WHAT YOU WILL DO: Restate the whole listing exactly.

>> Start RECORDS

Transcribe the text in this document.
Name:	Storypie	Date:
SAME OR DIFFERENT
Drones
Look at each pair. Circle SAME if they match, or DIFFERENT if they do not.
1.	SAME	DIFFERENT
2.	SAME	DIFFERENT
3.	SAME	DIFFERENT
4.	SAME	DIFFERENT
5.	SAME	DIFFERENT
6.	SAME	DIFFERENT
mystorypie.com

>> End RECORDS

WRITTEN ANSWER:
Transcribe the text in this document.
Name:	Storypie	Date:
SAME OR DIFFERENT
Drones
Look at each pair. Circle SAME if they match, or DIFFERENT if they do not.
1.	SAME	DIFFERENT
2.	SAME	DIFFERENT
3.	SAME	DIFFERENT
4.	SAME	DIFFERENT
5.	SAME	DIFFERENT
6.	SAME	DIFFERENT
mystorypie.com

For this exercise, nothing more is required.